++++ QUOTED PASSAGE

From 1fb3dc822d5c90cb3da987f12e93da74c7fb9d1c Mon Sep 17 00:00:00 2001
From: Michael Woolnough <mw31@sanger.ac.uk>
Date: Thu, 5 Sep 2024 13:39:14 +0100
Subject: [PATCH] Change from bash script to flag on multi.

---
 cmd/multi.go |  23 ++++++----
 finish.sh    | 120 ---------------------------------------------------
 main_test.go |  58 ++++++++++++++++++++++---
 3 files changed, 67 insertions(+), 134 deletions(-)
 delete mode 100755 finish.sh

diff --git a/cmd/multi.go b/cmd/multi.go
index 1e105993..cdf696a1 100644
--- a/cmd/multi.go
+++ b/cmd/multi.go
@@ -56,6 +56,7 @@ var (
 	partialDirMerge     string
 	partialDirClean     bool
 	createPartial       bool
+	finishPartial       bool
 	multiInodes         int
 	multiStatJobs       int
 	multiCh             string
@@ -161,6 +162,7 @@ func init() {
 		"from specified directory after merging")
 	multiCmd.Flags().BoolVarP(&createPartial, "create_partial_dir", "p", false, "perform the walk, "+
 		"stat, and combine steps only")
+	multiCmd.Flags().BoolVarP(&finishPartial, "partial_dir_finish", "c", false, "perform the basedir and tidy step on a partial run")
 	multiCmd.Flags().IntVarP(&multiInodes, "inodes_per_stat", "n",
 		defaultInodesPerJob, "number of inodes per parallel stat job")
 	multiCmd.Flags().IntVarP(&multiStatJobs, "num_stat_jobs", "j",
@@ -215,17 +217,19 @@ func doMultiScheduling(args []string, sudo bool) error {
 		return err
 	}
 
-	scheduleWalkJobs(outputRoot, args, unique, multiStatJobs, multiInodes, multiCh, forcedQueue, s)
+	if !finishPartial {
+		scheduleWalkJobs(outputRoot, args, unique, multiStatJobs, multiInodes, multiCh, forcedQueue, s)
 
-	if partialDirMerge != "" {
-		unique = scheduleStaticCopy(outputRoot, unique, partialDirMerge, partialDirClean, s)

++++++++

▶ [SHORT PROBLEM 1]: Reproduce the rows verbatim, from the line containing "tab-tests[interactable]: Tests: [526, 78, 558, 102]" through the line containing "467, 241, 505]".
The patch above has no connection to the rows that come after it.

++++ DATA TO PROCESS

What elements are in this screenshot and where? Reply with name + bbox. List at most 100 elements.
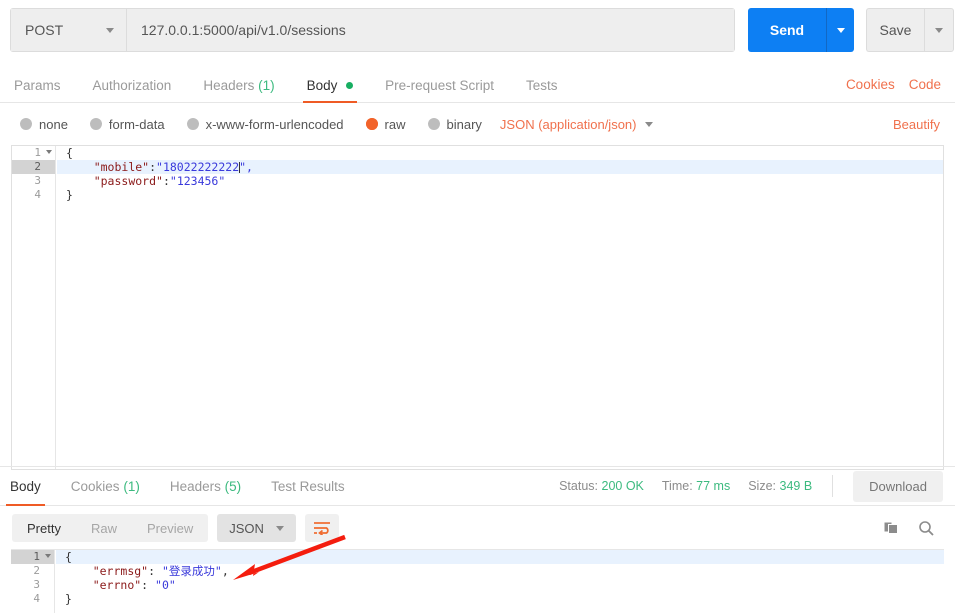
tab-tests[interactable]: Tests: [526, 78, 558, 102]
save-button[interactable]: Save: [866, 8, 924, 52]
fold-arrow-icon[interactable]: [45, 554, 51, 558]
save-options-button[interactable]: [924, 8, 954, 52]
format-label: JSON: [229, 520, 264, 536]
response-editor-content[interactable]: { "errmsg": "登录成功", "errno": "0" }: [56, 550, 944, 613]
beautify-button[interactable]: Beautify: [893, 117, 940, 132]
word-wrap-button[interactable]: [304, 514, 339, 542]
line-number: 4: [34, 188, 41, 201]
chevron-down-icon: [106, 27, 114, 33]
copy-icon[interactable]: [884, 520, 900, 536]
response-tab-test-results[interactable]: Test Results: [271, 467, 345, 505]
postman-window: POST Send Save Params Authorization Head…: [0, 0, 955, 613]
view-mode-preview[interactable]: Preview: [132, 514, 208, 542]
chevron-down-icon: [836, 27, 845, 33]
status-value: 200 OK: [601, 479, 644, 493]
search-icon[interactable]: [918, 520, 935, 537]
size-value: 349 B: [779, 479, 813, 493]
code-link[interactable]: Code: [909, 77, 941, 92]
body-type-binary[interactable]: binary: [427, 116, 482, 132]
code-line: "errmsg": "登录成功",: [92, 564, 229, 578]
tab-headers[interactable]: Headers (1): [203, 78, 274, 102]
tab-body[interactable]: Body: [302, 78, 357, 103]
response-view-mode-group: Pretty Raw Preview: [12, 514, 209, 542]
code-line: "mobile":"18022222222",: [57, 160, 943, 174]
tab-count: (5): [224, 479, 242, 494]
radio-selected-icon: [365, 118, 378, 130]
tab-count: (1): [258, 78, 275, 93]
content-type-label: JSON (application/json): [499, 116, 637, 132]
send-button[interactable]: Send: [748, 8, 826, 52]
tab-label: Headers: [169, 479, 221, 494]
body-type-label: raw: [384, 116, 406, 132]
body-type-raw[interactable]: raw: [365, 116, 406, 132]
view-mode-pretty[interactable]: Pretty: [12, 514, 76, 542]
time-value: 77 ms: [696, 479, 731, 493]
divider: [832, 475, 834, 497]
request-body-editor[interactable]: 1 2 3 4 { "mobile":"18022222222", "passw…: [11, 145, 944, 470]
code-line: "password":"123456": [93, 174, 226, 188]
body-type-form-data[interactable]: form-data: [89, 116, 165, 132]
content-type-select[interactable]: JSON (application/json): [500, 117, 654, 132]
response-tab-headers[interactable]: Headers (5): [170, 467, 241, 505]
code-line: }: [65, 592, 72, 606]
tab-label: Cookies: [70, 479, 120, 494]
radio-icon: [89, 118, 102, 130]
request-editor-gutter: 1 2 3 4: [12, 146, 56, 469]
line-number: 3: [34, 174, 41, 187]
body-type-label: x-www-form-urlencoded: [205, 116, 344, 132]
body-modified-dot-icon: [346, 82, 354, 89]
response-toolbar: Pretty Raw Preview JSON: [0, 508, 955, 548]
line-number: 4: [33, 592, 40, 605]
word-wrap-icon: [313, 522, 330, 535]
size-badge: Size: 349 B: [748, 479, 813, 493]
view-mode-raw[interactable]: Raw: [76, 514, 132, 542]
tab-label: Tests: [525, 78, 558, 93]
response-tab-cookies[interactable]: Cookies (1): [71, 467, 140, 505]
radio-icon: [427, 118, 440, 130]
body-type-none[interactable]: none: [20, 117, 68, 132]
response-body-editor[interactable]: 1 2 3 4 { "errmsg": "登录成功", "errno": "0"…: [11, 549, 944, 613]
response-editor-gutter: 1 2 3 4: [11, 550, 55, 613]
chevron-down-icon: [935, 27, 943, 33]
tab-label: Test Results: [271, 479, 345, 494]
tab-params[interactable]: Params: [14, 78, 61, 102]
body-type-label: binary: [446, 116, 482, 132]
body-type-row: none form-data x-www-form-urlencoded raw…: [0, 106, 955, 142]
request-tabs-links: Cookies Code: [846, 77, 955, 102]
tab-label: Params: [14, 78, 61, 93]
response-format-select[interactable]: JSON: [217, 514, 296, 542]
tab-count: (1): [123, 479, 140, 494]
tab-pre-request-script[interactable]: Pre-request Script: [385, 78, 494, 102]
request-tabs: Params Authorization Headers (1) Body Pr…: [0, 65, 955, 103]
response-tab-body[interactable]: Body: [6, 467, 45, 506]
tab-authorization[interactable]: Authorization: [93, 78, 172, 102]
download-button[interactable]: Download: [853, 470, 943, 502]
fold-arrow-icon[interactable]: [46, 150, 52, 154]
tab-label: Authorization: [92, 78, 172, 93]
radio-icon: [20, 118, 32, 130]
send-options-button[interactable]: [826, 8, 854, 52]
request-url-bar: POST: [10, 8, 735, 52]
line-number: 1: [12, 146, 55, 160]
request-editor-content[interactable]: { "mobile":"18022222222", "password":"12…: [57, 146, 943, 469]
send-button-group: Send: [748, 8, 854, 52]
code-line: }: [66, 188, 73, 202]
response-tool-icons: [884, 520, 955, 537]
tab-label: Pre-request Script: [385, 78, 494, 93]
body-type-urlencoded[interactable]: x-www-form-urlencoded: [186, 116, 344, 132]
line-number: 2: [33, 564, 40, 577]
chevron-down-icon: [645, 121, 654, 127]
body-type-label: form-data: [108, 116, 165, 132]
response-meta: Status: 200 OK Time: 77 ms Size: 349 B D…: [559, 470, 955, 502]
code-line: "errno": "0": [92, 578, 176, 592]
request-url-input[interactable]: [127, 9, 734, 51]
line-number: 1: [11, 550, 54, 564]
cookies-link[interactable]: Cookies: [846, 77, 895, 92]
http-method-select[interactable]: POST: [11, 9, 127, 51]
response-header-bar: Body Cookies (1) Headers (5) Test Result…: [0, 466, 955, 506]
tab-label: Headers: [203, 78, 255, 93]
chevron-down-icon: [275, 525, 284, 531]
save-button-group: Save: [866, 8, 954, 52]
code-line: {: [66, 146, 73, 160]
tab-label: Body: [306, 78, 338, 93]
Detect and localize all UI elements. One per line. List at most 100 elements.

++++++++

▶ [SHORT PROBLEM 2]: Name each file listed in the change summary of the patch.

▶ [COMPLETE OUTPUT 1]:
tab-tests[interactable]: Tests: [526, 78, 558, 102]
save-button[interactable]: Save: [866, 8, 924, 52]
fold-arrow-icon[interactable]: [45, 554, 51, 558]
save-options-button[interactable]: [924, 8, 954, 52]
format-label: JSON: [229, 520, 264, 536]
response-editor-content[interactable]: { "errmsg": "登录成功", "errno": "0" }: [56, 550, 944, 613]
beautify-button[interactable]: Beautify: [893, 117, 940, 132]
word-wrap-button[interactable]: [304, 514, 339, 542]
line-number: 4: [34, 188, 41, 201]
chevron-down-icon: [106, 27, 114, 33]
copy-icon[interactable]: [884, 520, 900, 536]
response-tab-test-results[interactable]: Test Results: [271, 467, 345, 505]
postman-window: POST Send Save Params Authorization Head…: [0, 0, 955, 613]
view-mode-preview[interactable]: Preview: [132, 514, 208, 542]
chevron-down-icon: [836, 27, 845, 33]
status-value: 200 OK: [601, 479, 644, 493]
search-icon[interactable]: [918, 520, 935, 537]
size-value: 349 B: [779, 479, 813, 493]
code-link[interactable]: Code: [909, 77, 941, 92]
body-type-binary[interactable]: binary: [427, 116, 482, 132]
code-line: "errmsg": "登录成功",: [92, 564, 229, 578]
tab-headers[interactable]: Headers (1): [203, 78, 274, 102]
tab-body[interactable]: Body: [302, 78, 357, 103]
response-view-mode-group: Pretty Raw Preview: [12, 514, 209, 542]
code-line: "mobile":"18022222222",: [57, 160, 943, 174]
tab-count: (5): [224, 479, 242, 494]
radio-selected-icon: [365, 118, 378, 130]
tab-count: (1): [258, 78, 275, 93]
content-type-label: JSON (application/json): [499, 116, 637, 132]
send-button[interactable]: Send: [748, 8, 826, 52]
tab-label: Headers: [169, 479, 221, 494]
body-type-label: raw: [384, 116, 406, 132]
body-type-raw[interactable]: raw: [365, 116, 406, 132]
view-mode-pretty[interactable]: Pretty: [12, 514, 76, 542]
time-value: 77 ms: [696, 479, 731, 493]
divider: [832, 475, 834, 497]
request-body-editor[interactable]: 1 2 3 4 { "mobile":"18022222222", "passw…: [11, 145, 944, 470]
code-line: "password":"123456": [93, 174, 226, 188]
body-type-form-data[interactable]: form-data: [89, 116, 165, 132]
content-type-select[interactable]: JSON (application/json): [500, 117, 654, 132]
response-tab-headers[interactable]: Headers (5): [170, 467, 241, 505]

▶ [COMPLETE OUTPUT 2]:
cmd/multi.go
finish.sh
main_test.go